(Records shown)

· · · ·

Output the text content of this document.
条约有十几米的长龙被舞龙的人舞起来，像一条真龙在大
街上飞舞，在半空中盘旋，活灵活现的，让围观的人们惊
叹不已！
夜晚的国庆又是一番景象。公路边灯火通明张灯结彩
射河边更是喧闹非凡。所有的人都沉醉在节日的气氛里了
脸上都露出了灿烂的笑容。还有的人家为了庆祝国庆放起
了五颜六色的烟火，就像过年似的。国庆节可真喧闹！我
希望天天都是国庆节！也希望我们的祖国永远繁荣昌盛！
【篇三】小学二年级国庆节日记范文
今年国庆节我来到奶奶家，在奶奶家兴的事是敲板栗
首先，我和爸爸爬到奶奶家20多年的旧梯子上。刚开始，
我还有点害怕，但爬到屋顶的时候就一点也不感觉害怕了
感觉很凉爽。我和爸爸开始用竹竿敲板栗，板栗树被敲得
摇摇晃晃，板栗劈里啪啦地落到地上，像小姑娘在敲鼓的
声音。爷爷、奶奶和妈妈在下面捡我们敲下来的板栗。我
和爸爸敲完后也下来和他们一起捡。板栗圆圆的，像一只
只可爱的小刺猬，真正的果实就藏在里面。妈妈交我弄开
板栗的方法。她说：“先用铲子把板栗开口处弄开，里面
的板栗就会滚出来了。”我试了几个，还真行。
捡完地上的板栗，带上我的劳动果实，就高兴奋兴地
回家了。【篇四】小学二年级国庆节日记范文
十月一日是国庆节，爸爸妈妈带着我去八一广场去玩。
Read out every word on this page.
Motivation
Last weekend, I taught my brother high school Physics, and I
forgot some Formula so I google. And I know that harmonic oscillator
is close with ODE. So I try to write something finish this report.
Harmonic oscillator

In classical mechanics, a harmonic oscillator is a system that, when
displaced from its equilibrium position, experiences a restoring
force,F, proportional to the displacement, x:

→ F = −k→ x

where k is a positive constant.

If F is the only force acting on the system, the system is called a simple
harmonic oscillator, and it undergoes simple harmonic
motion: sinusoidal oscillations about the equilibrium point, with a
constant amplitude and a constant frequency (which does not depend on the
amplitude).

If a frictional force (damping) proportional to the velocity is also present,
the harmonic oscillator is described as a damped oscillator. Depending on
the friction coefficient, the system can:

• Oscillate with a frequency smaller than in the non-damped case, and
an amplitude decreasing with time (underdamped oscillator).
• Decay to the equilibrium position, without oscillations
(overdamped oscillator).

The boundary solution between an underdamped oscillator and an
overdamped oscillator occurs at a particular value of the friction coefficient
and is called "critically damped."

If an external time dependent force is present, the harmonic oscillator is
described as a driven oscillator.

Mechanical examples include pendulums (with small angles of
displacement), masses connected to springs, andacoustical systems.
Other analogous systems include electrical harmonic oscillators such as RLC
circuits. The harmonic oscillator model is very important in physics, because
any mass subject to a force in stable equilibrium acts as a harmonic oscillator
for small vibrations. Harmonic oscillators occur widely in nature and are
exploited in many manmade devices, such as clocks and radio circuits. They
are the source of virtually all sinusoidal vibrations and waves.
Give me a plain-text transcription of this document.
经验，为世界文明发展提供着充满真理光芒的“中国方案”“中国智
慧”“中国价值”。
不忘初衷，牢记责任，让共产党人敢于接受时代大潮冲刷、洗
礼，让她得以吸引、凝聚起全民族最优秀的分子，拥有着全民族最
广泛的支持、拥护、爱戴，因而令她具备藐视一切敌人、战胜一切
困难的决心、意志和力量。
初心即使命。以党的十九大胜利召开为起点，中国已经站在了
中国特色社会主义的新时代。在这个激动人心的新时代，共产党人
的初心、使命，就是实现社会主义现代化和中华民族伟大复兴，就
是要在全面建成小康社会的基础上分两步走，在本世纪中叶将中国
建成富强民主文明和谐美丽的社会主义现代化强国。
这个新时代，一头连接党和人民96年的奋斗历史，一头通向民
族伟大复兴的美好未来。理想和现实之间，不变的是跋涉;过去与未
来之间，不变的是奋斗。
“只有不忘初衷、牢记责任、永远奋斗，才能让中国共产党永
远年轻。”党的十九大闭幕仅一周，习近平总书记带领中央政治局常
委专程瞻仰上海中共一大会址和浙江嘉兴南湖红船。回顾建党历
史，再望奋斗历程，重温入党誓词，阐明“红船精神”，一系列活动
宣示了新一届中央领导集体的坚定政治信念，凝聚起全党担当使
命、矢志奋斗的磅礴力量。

· · · ·

(Set exercise) Make a verbatim copy of every entry shown above.

(Complete answer)
Output the text content of this document.
条约有十几米的长龙被舞龙的人舞起来，像一条真龙在大
街上飞舞，在半空中盘旋，活灵活现的，让围观的人们惊
叹不已！
夜晚的国庆又是一番景象。公路边灯火通明张灯结彩
射河边更是喧闹非凡。所有的人都沉醉在节日的气氛里了
脸上都露出了灿烂的笑容。还有的人家为了庆祝国庆放起
了五颜六色的烟火，就像过年似的。国庆节可真喧闹！我
希望天天都是国庆节！也希望我们的祖国永远繁荣昌盛！
【篇三】小学二年级国庆节日记范文
今年国庆节我来到奶奶家，在奶奶家兴的事是敲板栗
首先，我和爸爸爬到奶奶家20多年的旧梯子上。刚开始，
我还有点害怕，但爬到屋顶的时候就一点也不感觉害怕了
感觉很凉爽。我和爸爸开始用竹竿敲板栗，板栗树被敲得
摇摇晃晃，板栗劈里啪啦地落到地上，像小姑娘在敲鼓的
声音。爷爷、奶奶和妈妈在下面捡我们敲下来的板栗。我
和爸爸敲完后也下来和他们一起捡。板栗圆圆的，像一只
只可爱的小刺猬，真正的果实就藏在里面。妈妈交我弄开
板栗的方法。她说：“先用铲子把板栗开口处弄开，里面
的板栗就会滚出来了。”我试了几个，还真行。
捡完地上的板栗，带上我的劳动果实，就高兴奋兴地
回家了。【篇四】小学二年级国庆节日记范文
十月一日是国庆节，爸爸妈妈带着我去八一广场去玩。
Read out every word on this page.
Motivation
Last weekend, I taught my brother high school Physics, and I
forgot some Formula so I google. And I know that harmonic oscillator
is close with ODE. So I try to write something finish this report.
Harmonic oscillator

In classical mechanics, a harmonic oscillator is a system that, when
displaced from its equilibrium position, experiences a restoring
force,F, proportional to the displacement, x:

→ F = −k→ x

where k is a positive constant.

If F is the only force acting on the system, the system is called a simple
harmonic oscillator, and it undergoes simple harmonic
motion: sinusoidal oscillations about the equilibrium point, with a
constant amplitude and a constant frequency (which does not depend on the
amplitude).

If a frictional force (damping) proportional to the velocity is also present,
the harmonic oscillator is described as a damped oscillator. Depending on
the friction coefficient, the system can:

• Oscillate with a frequency smaller than in the non-damped case, and
an amplitude decreasing with time (underdamped oscillator).
• Decay to the equilibrium position, without oscillations
(overdamped oscillator).

The boundary solution between an underdamped oscillator and an
overdamped oscillator occurs at a particular value of the friction coefficient
and is called "critically damped."

If an external time dependent force is present, the harmonic oscillator is
described as a driven oscillator.

Mechanical examples include pendulums (with small angles of
displacement), masses connected to springs, andacoustical systems.
Other analogous systems include electrical harmonic oscillators such as RLC
circuits. The harmonic oscillator model is very important in physics, because
any mass subject to a force in stable equilibrium acts as a harmonic oscillator
for small vibrations. Harmonic oscillators occur widely in nature and are
exploited in many manmade devices, such as clocks and radio circuits. They
are the source of virtually all sinusoidal vibrations and waves.
Give me a plain-text transcription of this document.
经验，为世界文明发展提供着充满真理光芒的“中国方案”“中国智
慧”“中国价值”。
不忘初衷，牢记责任，让共产党人敢于接受时代大潮冲刷、洗
礼，让她得以吸引、凝聚起全民族最优秀的分子，拥有着全民族最
广泛的支持、拥护、爱戴，因而令她具备藐视一切敌人、战胜一切
困难的决心、意志和力量。
初心即使命。以党的十九大胜利召开为起点，中国已经站在了
中国特色社会主义的新时代。在这个激动人心的新时代，共产党人
的初心、使命，就是实现社会主义现代化和中华民族伟大复兴，就
是要在全面建成小康社会的基础上分两步走，在本世纪中叶将中国
建成富强民主文明和谐美丽的社会主义现代化强国。
这个新时代，一头连接党和人民96年的奋斗历史，一头通向民
族伟大复兴的美好未来。理想和现实之间，不变的是跋涉;过去与未
来之间，不变的是奋斗。
“只有不忘初衷、牢记责任、永远奋斗，才能让中国共产党永
远年轻。”党的十九大闭幕仅一周，习近平总书记带领中央政治局常
委专程瞻仰上海中共一大会址和浙江嘉兴南湖红船。回顾建党历
史，再望奋斗历程，重温入党誓词，阐明“红船精神”，一系列活动
宣示了新一届中央领导集体的坚定政治信念，凝聚起全党担当使
命、矢志奋斗的磅礴力量。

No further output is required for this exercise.